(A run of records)
╭──
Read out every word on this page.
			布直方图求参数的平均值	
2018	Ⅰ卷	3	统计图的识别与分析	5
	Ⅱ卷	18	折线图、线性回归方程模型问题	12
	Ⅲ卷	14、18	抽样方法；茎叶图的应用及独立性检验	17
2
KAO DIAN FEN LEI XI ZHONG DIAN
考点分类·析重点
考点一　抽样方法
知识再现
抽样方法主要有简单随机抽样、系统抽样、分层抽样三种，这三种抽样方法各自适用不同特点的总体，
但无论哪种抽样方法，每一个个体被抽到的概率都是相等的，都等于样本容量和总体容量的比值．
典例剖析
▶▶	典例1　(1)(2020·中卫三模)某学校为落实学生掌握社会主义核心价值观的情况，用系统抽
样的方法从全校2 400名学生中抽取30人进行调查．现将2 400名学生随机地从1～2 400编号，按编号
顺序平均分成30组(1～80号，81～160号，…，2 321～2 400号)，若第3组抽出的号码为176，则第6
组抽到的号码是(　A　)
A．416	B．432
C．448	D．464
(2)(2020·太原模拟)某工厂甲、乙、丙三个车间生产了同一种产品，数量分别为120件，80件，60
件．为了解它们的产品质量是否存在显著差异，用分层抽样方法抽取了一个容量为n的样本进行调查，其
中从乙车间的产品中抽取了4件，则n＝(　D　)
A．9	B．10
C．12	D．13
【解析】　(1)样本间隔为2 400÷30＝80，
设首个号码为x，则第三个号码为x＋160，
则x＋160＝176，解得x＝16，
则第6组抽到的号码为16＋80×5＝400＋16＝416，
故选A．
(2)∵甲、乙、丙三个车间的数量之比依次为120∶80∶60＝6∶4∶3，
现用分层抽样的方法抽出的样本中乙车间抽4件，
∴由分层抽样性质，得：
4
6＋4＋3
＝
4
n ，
╰──
╭──
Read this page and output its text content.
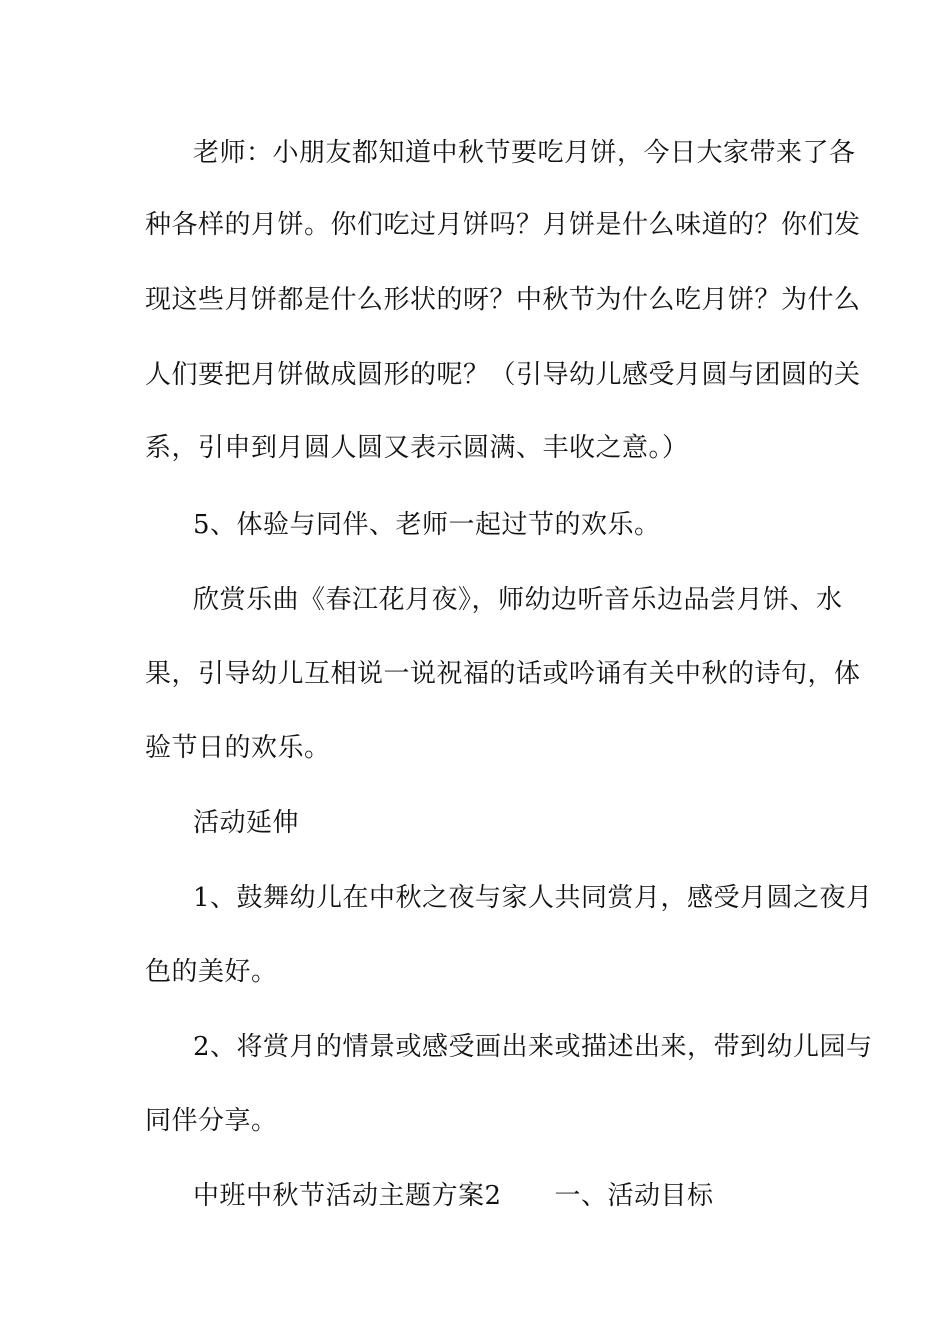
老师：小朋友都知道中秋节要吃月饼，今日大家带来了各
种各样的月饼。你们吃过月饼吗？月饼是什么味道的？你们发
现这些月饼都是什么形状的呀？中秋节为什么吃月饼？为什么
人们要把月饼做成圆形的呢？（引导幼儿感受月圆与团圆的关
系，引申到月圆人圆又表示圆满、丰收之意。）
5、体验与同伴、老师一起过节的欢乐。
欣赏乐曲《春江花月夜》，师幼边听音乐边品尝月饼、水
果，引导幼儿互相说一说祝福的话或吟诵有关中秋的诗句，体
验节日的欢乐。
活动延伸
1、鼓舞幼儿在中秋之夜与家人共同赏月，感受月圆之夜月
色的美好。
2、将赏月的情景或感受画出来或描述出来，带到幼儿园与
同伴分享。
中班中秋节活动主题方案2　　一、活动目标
╰──
▸ Work to be completed:
Pick out the lines above containing the word "this", then copy them.

▸ Exercise output:
Read out every word on this page.
Read this page and output its text content.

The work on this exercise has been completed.